### Annotated region listings
--------------------

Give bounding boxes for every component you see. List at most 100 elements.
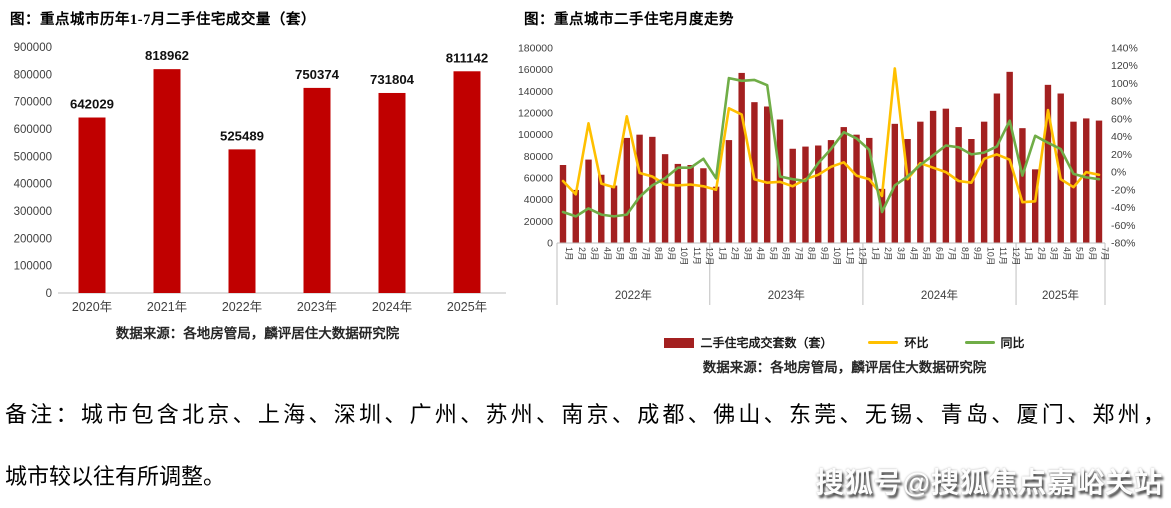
- svg-text:2月: 2月: [1036, 247, 1046, 261]
- svg-text:11月: 11月: [998, 247, 1008, 265]
- svg-text:40000: 40000: [524, 194, 553, 206]
- svg-text:3月: 3月: [743, 247, 753, 261]
- mom-line-swatch-icon: [868, 340, 899, 345]
- svg-text:2023年: 2023年: [297, 300, 337, 314]
- svg-text:100000: 100000: [518, 129, 553, 141]
- svg-text:6月: 6月: [934, 247, 944, 261]
- svg-text:12月: 12月: [858, 247, 868, 266]
- svg-text:160000: 160000: [518, 64, 553, 76]
- svg-text:8月: 8月: [807, 247, 817, 261]
- legend-item-volume: 二手住宅成交套数（套）: [664, 334, 832, 351]
- svg-text:731804: 731804: [370, 72, 415, 87]
- svg-text:2025年: 2025年: [1042, 288, 1079, 302]
- svg-text:60000: 60000: [524, 173, 553, 185]
- legend-item-mom: 环比: [868, 334, 929, 351]
- svg-text:642029: 642029: [70, 97, 114, 112]
- svg-text:2024年: 2024年: [372, 300, 412, 314]
- svg-text:4月: 4月: [756, 247, 766, 261]
- svg-text:60%: 60%: [1111, 113, 1132, 125]
- svg-text:3月: 3月: [1049, 247, 1059, 261]
- svg-text:0: 0: [547, 238, 553, 250]
- right-chart-legend: 二手住宅成交套数（套） 环比 同比: [518, 334, 1171, 351]
- svg-text:2022年: 2022年: [222, 300, 262, 314]
- svg-text:180000: 180000: [518, 43, 553, 55]
- svg-text:0: 0: [46, 288, 52, 300]
- svg-text:-40%: -40%: [1111, 202, 1136, 214]
- legend-label-mom: 环比: [904, 336, 929, 350]
- svg-text:140000: 140000: [518, 86, 553, 98]
- svg-text:6月: 6月: [1087, 247, 1097, 261]
- right-chart-title: 图：重点城市二手住宅月度走势: [524, 12, 734, 28]
- left-chart-source: 数据来源：各地房管局，麟评居住大数据研究院: [115, 326, 400, 341]
- svg-text:4月: 4月: [1062, 247, 1072, 261]
- svg-text:2024年: 2024年: [921, 288, 958, 302]
- svg-text:80000: 80000: [524, 151, 553, 163]
- svg-text:2022年: 2022年: [615, 288, 652, 302]
- svg-text:7月: 7月: [641, 247, 651, 261]
- legend-label-volume: 二手住宅成交套数（套）: [700, 336, 833, 350]
- svg-text:2月: 2月: [883, 247, 893, 261]
- svg-text:12月: 12月: [1011, 247, 1021, 266]
- left-chart-block: 图：重点城市历年1-7月二手住宅成交量（套）: [10, 8, 510, 29]
- svg-text:811142: 811142: [446, 50, 489, 65]
- svg-text:20%: 20%: [1111, 149, 1132, 161]
- left-chart-title: 图：重点城市历年1-7月二手住宅成交量（套）: [10, 12, 316, 28]
- svg-text:200000: 200000: [14, 233, 52, 245]
- legend-label-yoy: 同比: [1000, 336, 1025, 350]
- svg-text:600000: 600000: [14, 124, 52, 136]
- svg-text:4月: 4月: [909, 247, 919, 261]
- svg-text:750374: 750374: [295, 67, 340, 82]
- svg-text:400000: 400000: [14, 179, 52, 191]
- svg-text:2月: 2月: [730, 247, 740, 261]
- right-chart-block: 图：重点城市二手住宅月度走势: [524, 8, 1164, 29]
- svg-text:2020年: 2020年: [72, 300, 112, 314]
- svg-text:7月: 7月: [1100, 247, 1110, 261]
- watermark: 搜狐号@搜狐焦点嘉峪关站: [815, 467, 1163, 498]
- yoy-line-swatch-icon: [964, 340, 995, 345]
- svg-text:700000: 700000: [14, 97, 52, 109]
- svg-text:525489: 525489: [220, 128, 264, 143]
- svg-text:10月: 10月: [985, 247, 995, 266]
- svg-text:10月: 10月: [832, 247, 842, 266]
- svg-text:9月: 9月: [973, 247, 983, 261]
- svg-text:2021年: 2021年: [147, 300, 187, 314]
- svg-text:5月: 5月: [922, 247, 932, 261]
- svg-text:-80%: -80%: [1111, 238, 1136, 250]
- note-line-1: 备注：城市包含北京、上海、深圳、广州、苏州、南京、成都、佛山、东莞、无锡、青岛、…: [5, 402, 1165, 427]
- svg-text:1月: 1月: [564, 247, 574, 261]
- svg-text:11月: 11月: [692, 247, 702, 265]
- svg-text:9月: 9月: [819, 247, 829, 261]
- svg-text:20000: 20000: [524, 216, 553, 228]
- svg-text:40%: 40%: [1111, 131, 1132, 143]
- svg-text:4月: 4月: [603, 247, 613, 261]
- svg-text:2025年: 2025年: [447, 300, 487, 314]
- svg-text:5月: 5月: [768, 247, 778, 261]
- right-chart-source: 数据来源：各地房管局，麟评居住大数据研究院: [702, 360, 987, 375]
- svg-text:2月: 2月: [577, 247, 587, 261]
- svg-text:120000: 120000: [518, 108, 553, 120]
- svg-text:12月: 12月: [705, 247, 715, 266]
- note-line-2: 城市较以往有所调整。: [5, 464, 226, 489]
- monthly-trend-chart: 0 20000 40000 60000 80000 100000 120000 140000 1…: [518, 43, 1138, 305]
- svg-text:900000: 900000: [14, 42, 52, 54]
- svg-text:-20%: -20%: [1111, 184, 1136, 196]
- svg-text:1月: 1月: [871, 247, 881, 261]
- svg-text:300000: 300000: [14, 206, 52, 218]
- svg-text:6月: 6月: [781, 247, 791, 261]
- svg-text:7月: 7月: [794, 247, 804, 261]
- svg-text:9月: 9月: [666, 247, 676, 261]
- svg-text:8月: 8月: [654, 247, 664, 261]
- svg-text:5月: 5月: [1075, 247, 1085, 261]
- svg-text:6月: 6月: [628, 247, 638, 261]
- svg-text:3月: 3月: [590, 247, 600, 261]
- svg-text:7月: 7月: [947, 247, 957, 261]
- svg-text:3月: 3月: [896, 247, 906, 261]
- svg-text:10月: 10月: [679, 247, 689, 266]
- svg-text:1月: 1月: [1024, 247, 1034, 261]
- svg-text:-60%: -60%: [1111, 220, 1136, 232]
- svg-text:100000: 100000: [14, 261, 52, 273]
- svg-text:140%: 140%: [1111, 43, 1138, 55]
- annual-bar-chart: 0 100000 200000 300000 400000 500000 600000 700…: [14, 42, 506, 314]
- svg-text:5月: 5月: [615, 247, 625, 261]
- svg-text:818962: 818962: [145, 48, 189, 63]
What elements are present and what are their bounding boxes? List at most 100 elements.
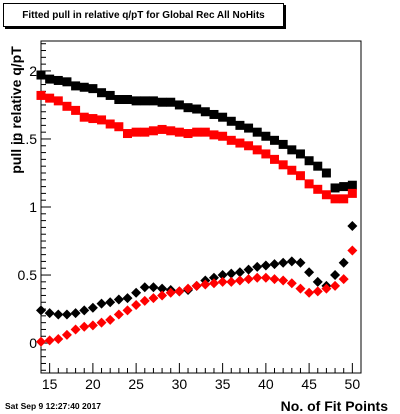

--------------------

### Aim
Reproduce all of the items above line for line, with no alterations, and leave the pictures out.

### Solved problem
Give bounding boxes for every component you see. List at most 100 elements.
- svg-text:2月: 2月: [1036, 247, 1046, 261]
- svg-text:11月: 11月: [998, 247, 1008, 265]
- svg-text:40000: 40000: [524, 194, 553, 206]
- svg-text:3月: 3月: [743, 247, 753, 261]
- mom-line-swatch-icon: [868, 340, 899, 345]
- svg-text:2023年: 2023年: [297, 300, 337, 314]
- svg-text:100000: 100000: [518, 129, 553, 141]
- svg-text:6月: 6月: [934, 247, 944, 261]
- svg-text:12月: 12月: [858, 247, 868, 266]
- svg-text:160000: 160000: [518, 64, 553, 76]
- svg-text:8月: 8月: [807, 247, 817, 261]
- legend-item-volume: 二手住宅成交套数（套）: [664, 334, 832, 351]
- svg-text:731804: 731804: [370, 72, 415, 87]
- svg-text:2025年: 2025年: [1042, 288, 1079, 302]
- svg-text:60000: 60000: [524, 173, 553, 185]
- legend-item-mom: 环比: [868, 334, 929, 351]
- svg-text:642029: 642029: [70, 97, 114, 112]
- svg-text:2024年: 2024年: [372, 300, 412, 314]
- svg-text:4月: 4月: [756, 247, 766, 261]
- svg-text:60%: 60%: [1111, 113, 1132, 125]
- svg-text:3月: 3月: [1049, 247, 1059, 261]
- svg-text:0: 0: [547, 238, 553, 250]
- right-chart-legend: 二手住宅成交套数（套） 环比 同比: [518, 334, 1171, 351]
- svg-text:2022年: 2022年: [222, 300, 262, 314]
- svg-text:180000: 180000: [518, 43, 553, 55]
- svg-text:0: 0: [46, 288, 52, 300]
- svg-text:-40%: -40%: [1111, 202, 1136, 214]
- legend-label-mom: 环比: [904, 336, 929, 350]
- svg-text:140000: 140000: [518, 86, 553, 98]
- svg-text:6月: 6月: [1087, 247, 1097, 261]
- right-chart-title: 图：重点城市二手住宅月度走势: [524, 12, 734, 28]
- left-chart-source: 数据来源：各地房管局，麟评居住大数据研究院: [115, 326, 400, 341]
- svg-text:4月: 4月: [1062, 247, 1072, 261]
- svg-text:2024年: 2024年: [921, 288, 958, 302]
- svg-text:80000: 80000: [524, 151, 553, 163]
- svg-text:2022年: 2022年: [615, 288, 652, 302]
- svg-text:7月: 7月: [641, 247, 651, 261]
- legend-label-volume: 二手住宅成交套数（套）: [700, 336, 833, 350]
- svg-text:2月: 2月: [883, 247, 893, 261]
- svg-text:12月: 12月: [1011, 247, 1021, 266]
- left-chart-block: 图：重点城市历年1-7月二手住宅成交量（套）: [10, 8, 510, 29]
- svg-text:811142: 811142: [446, 50, 489, 65]
- svg-text:20%: 20%: [1111, 149, 1132, 161]
- left-chart-title: 图：重点城市历年1-7月二手住宅成交量（套）: [10, 12, 316, 28]
- svg-text:200000: 200000: [14, 233, 52, 245]
- legend-label-yoy: 同比: [1000, 336, 1025, 350]
- svg-text:600000: 600000: [14, 124, 52, 136]
- svg-text:4月: 4月: [909, 247, 919, 261]
- svg-text:750374: 750374: [295, 67, 340, 82]
- svg-text:400000: 400000: [14, 179, 52, 191]
- svg-text:2月: 2月: [730, 247, 740, 261]
- right-chart-block: 图：重点城市二手住宅月度走势: [524, 8, 1164, 29]
- svg-text:2020年: 2020年: [72, 300, 112, 314]
- svg-text:7月: 7月: [1100, 247, 1110, 261]
- watermark: 搜狐号@搜狐焦点嘉峪关站: [815, 467, 1163, 498]
- yoy-line-swatch-icon: [964, 340, 995, 345]
- svg-text:700000: 700000: [14, 97, 52, 109]
- svg-text:525489: 525489: [220, 128, 264, 143]
- svg-text:10月: 10月: [985, 247, 995, 266]
- svg-text:10月: 10月: [832, 247, 842, 266]
- svg-text:9月: 9月: [973, 247, 983, 261]
- svg-text:2021年: 2021年: [147, 300, 187, 314]
- svg-text:5月: 5月: [922, 247, 932, 261]
- svg-text:-80%: -80%: [1111, 238, 1136, 250]
- note-line-1: 备注：城市包含北京、上海、深圳、广州、苏州、南京、成都、佛山、东莞、无锡、青岛、…: [5, 402, 1165, 427]
- svg-text:1月: 1月: [564, 247, 574, 261]
- svg-text:11月: 11月: [692, 247, 702, 265]
- svg-text:9月: 9月: [819, 247, 829, 261]
- svg-text:20000: 20000: [524, 216, 553, 228]
- svg-text:40%: 40%: [1111, 131, 1132, 143]
- svg-text:4月: 4月: [603, 247, 613, 261]
- svg-text:2025年: 2025年: [447, 300, 487, 314]
- svg-text:5月: 5月: [768, 247, 778, 261]
- right-chart-source: 数据来源：各地房管局，麟评居住大数据研究院: [702, 360, 987, 375]
- svg-text:2月: 2月: [577, 247, 587, 261]
- svg-text:120000: 120000: [518, 108, 553, 120]
- svg-text:12月: 12月: [705, 247, 715, 266]
- note-line-2: 城市较以往有所调整。: [5, 464, 226, 489]
- monthly-trend-chart: 0 20000 40000 60000 80000 100000 120000 140000 1…: [518, 43, 1138, 305]
- svg-text:900000: 900000: [14, 42, 52, 54]
- svg-text:-20%: -20%: [1111, 184, 1136, 196]
- svg-text:1月: 1月: [871, 247, 881, 261]
- svg-text:300000: 300000: [14, 206, 52, 218]
- svg-text:6月: 6月: [781, 247, 791, 261]
- svg-text:7月: 7月: [794, 247, 804, 261]
- svg-text:9月: 9月: [666, 247, 676, 261]
- svg-text:8月: 8月: [654, 247, 664, 261]
- svg-text:5月: 5月: [1075, 247, 1085, 261]
- svg-text:6月: 6月: [628, 247, 638, 261]
- svg-text:3月: 3月: [590, 247, 600, 261]
- svg-text:7月: 7月: [947, 247, 957, 261]
- svg-text:3月: 3月: [896, 247, 906, 261]
- svg-text:10月: 10月: [679, 247, 689, 266]
- svg-text:1月: 1月: [1024, 247, 1034, 261]
- svg-text:-60%: -60%: [1111, 220, 1136, 232]
- svg-text:100000: 100000: [14, 261, 52, 273]
- svg-text:140%: 140%: [1111, 43, 1138, 55]
- annual-bar-chart: 0 100000 200000 300000 400000 500000 600000 700…: [14, 42, 506, 314]
- svg-text:5月: 5月: [615, 247, 625, 261]
- svg-text:818962: 818962: [145, 48, 189, 63]
What elements are present and what are their bounding boxes? List at most 100 elements.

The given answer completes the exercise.